— What needs to be done —
Your task is to repeat the entries underneath exactly, minus the pictures.
━━━━━━━━━━━━━━━━━━━━
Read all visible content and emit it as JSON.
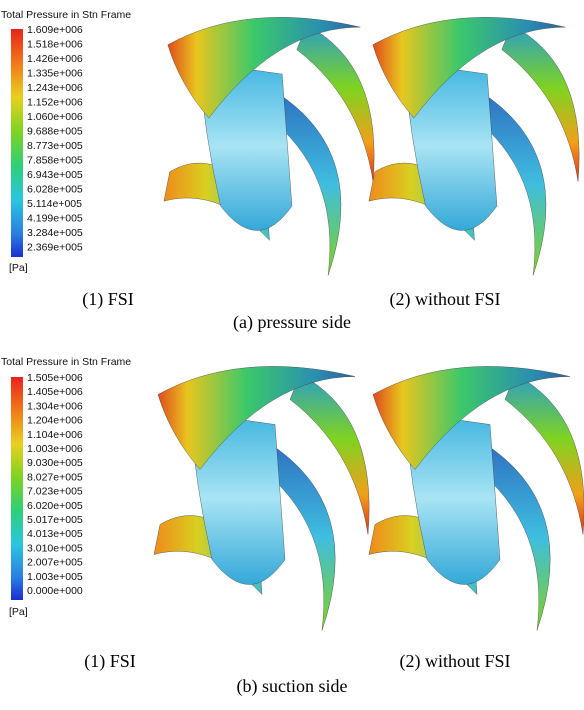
{
  "panels": [
    {
      "legend": {
        "title": "Total Pressure in Stn Frame",
        "labels": [
          "1.609e+006",
          "1.518e+006",
          "1.426e+006",
          "1.335e+006",
          "1.243e+006",
          "1.152e+006",
          "1.060e+006",
          "9.688e+005",
          "8.773e+005",
          "7.858e+005",
          "6.943e+005",
          "6.028e+005",
          "5.114e+005",
          "4.199e+005",
          "3.284e+005",
          "2.369e+005"
        ],
        "unit": "[Pa]"
      },
      "images": [
        {
          "caption": "(1) FSI"
        },
        {
          "caption": "(2) without FSI"
        }
      ],
      "caption": "(a) pressure side"
    },
    {
      "legend": {
        "title": "Total Pressure in Stn Frame",
        "labels": [
          "1.505e+006",
          "1.405e+006",
          "1.304e+006",
          "1.204e+006",
          "1.104e+006",
          "1.003e+006",
          "9.030e+005",
          "8.027e+005",
          "7.023e+005",
          "6.020e+005",
          "5.017e+005",
          "4.013e+005",
          "3.010e+005",
          "2.007e+005",
          "1.003e+005",
          "0.000e+000"
        ],
        "unit": "[Pa]"
      },
      "images": [
        {
          "caption": "(1) FSI"
        },
        {
          "caption": "(2) without FSI"
        }
      ],
      "caption": "(b) suction side"
    }
  ]
}
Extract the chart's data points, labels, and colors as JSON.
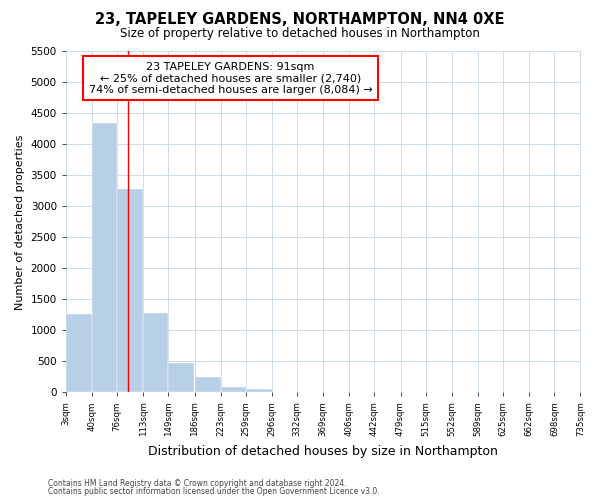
{
  "title": "23, TAPELEY GARDENS, NORTHAMPTON, NN4 0XE",
  "subtitle": "Size of property relative to detached houses in Northampton",
  "xlabel": "Distribution of detached houses by size in Northampton",
  "ylabel": "Number of detached properties",
  "bar_color": "#b8cfe8",
  "bins": [
    "3sqm",
    "40sqm",
    "76sqm",
    "113sqm",
    "149sqm",
    "186sqm",
    "223sqm",
    "259sqm",
    "296sqm",
    "332sqm",
    "369sqm",
    "406sqm",
    "442sqm",
    "479sqm",
    "515sqm",
    "552sqm",
    "589sqm",
    "625sqm",
    "662sqm",
    "698sqm",
    "735sqm"
  ],
  "bin_edges": [
    3,
    40,
    76,
    113,
    149,
    186,
    223,
    259,
    296,
    332,
    369,
    406,
    442,
    479,
    515,
    552,
    589,
    625,
    662,
    698,
    735
  ],
  "counts": [
    1270,
    4340,
    3280,
    1280,
    480,
    240,
    90,
    60,
    0,
    0,
    0,
    0,
    0,
    0,
    0,
    0,
    0,
    0,
    0,
    0
  ],
  "ylim": [
    0,
    5500
  ],
  "yticks": [
    0,
    500,
    1000,
    1500,
    2000,
    2500,
    3000,
    3500,
    4000,
    4500,
    5000,
    5500
  ],
  "red_line_x": 91,
  "annotation_title": "23 TAPELEY GARDENS: 91sqm",
  "annotation_line1": "← 25% of detached houses are smaller (2,740)",
  "annotation_line2": "74% of semi-detached houses are larger (8,084) →",
  "footer1": "Contains HM Land Registry data © Crown copyright and database right 2024.",
  "footer2": "Contains public sector information licensed under the Open Government Licence v3.0.",
  "background_color": "#ffffff",
  "grid_color": "#ccdce8"
}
━━━━━━━━━━━━━━━━━━━━
— Written answer —
Read all visible content and emit it as JSON.
{
  "panels": [
    {
      "legend": {
        "title": "Total Pressure in Stn Frame",
        "labels": [
          "1.609e+006",
          "1.518e+006",
          "1.426e+006",
          "1.335e+006",
          "1.243e+006",
          "1.152e+006",
          "1.060e+006",
          "9.688e+005",
          "8.773e+005",
          "7.858e+005",
          "6.943e+005",
          "6.028e+005",
          "5.114e+005",
          "4.199e+005",
          "3.284e+005",
          "2.369e+005"
        ],
        "unit": "[Pa]"
      },
      "images": [
        {
          "caption": "(1) FSI"
        },
        {
          "caption": "(2) without FSI"
        }
      ],
      "caption": "(a) pressure side"
    },
    {
      "legend": {
        "title": "Total Pressure in Stn Frame",
        "labels": [
          "1.505e+006",
          "1.405e+006",
          "1.304e+006",
          "1.204e+006",
          "1.104e+006",
          "1.003e+006",
          "9.030e+005",
          "8.027e+005",
          "7.023e+005",
          "6.020e+005",
          "5.017e+005",
          "4.013e+005",
          "3.010e+005",
          "2.007e+005",
          "1.003e+005",
          "0.000e+000"
        ],
        "unit": "[Pa]"
      },
      "images": [
        {
          "caption": "(1) FSI"
        },
        {
          "caption": "(2) without FSI"
        }
      ],
      "caption": "(b) suction side"
    }
  ]
}
Extract the chart's data points, labels, and colors as JSON.
{
  "title": "23, TAPELEY GARDENS, NORTHAMPTON, NN4 0XE",
  "subtitle": "Size of property relative to detached houses in Northampton",
  "xlabel": "Distribution of detached houses by size in Northampton",
  "ylabel": "Number of detached properties",
  "bar_color": "#b8cfe8",
  "bins": [
    "3sqm",
    "40sqm",
    "76sqm",
    "113sqm",
    "149sqm",
    "186sqm",
    "223sqm",
    "259sqm",
    "296sqm",
    "332sqm",
    "369sqm",
    "406sqm",
    "442sqm",
    "479sqm",
    "515sqm",
    "552sqm",
    "589sqm",
    "625sqm",
    "662sqm",
    "698sqm",
    "735sqm"
  ],
  "bin_edges": [
    3,
    40,
    76,
    113,
    149,
    186,
    223,
    259,
    296,
    332,
    369,
    406,
    442,
    479,
    515,
    552,
    589,
    625,
    662,
    698,
    735
  ],
  "counts": [
    1270,
    4340,
    3280,
    1280,
    480,
    240,
    90,
    60,
    0,
    0,
    0,
    0,
    0,
    0,
    0,
    0,
    0,
    0,
    0,
    0
  ],
  "ylim": [
    0,
    5500
  ],
  "yticks": [
    0,
    500,
    1000,
    1500,
    2000,
    2500,
    3000,
    3500,
    4000,
    4500,
    5000,
    5500
  ],
  "red_line_x": 91,
  "annotation_title": "23 TAPELEY GARDENS: 91sqm",
  "annotation_line1": "← 25% of detached houses are smaller (2,740)",
  "annotation_line2": "74% of semi-detached houses are larger (8,084) →",
  "footer1": "Contains HM Land Registry data © Crown copyright and database right 2024.",
  "footer2": "Contains public sector information licensed under the Open Government Licence v3.0.",
  "background_color": "#ffffff",
  "grid_color": "#ccdce8"
}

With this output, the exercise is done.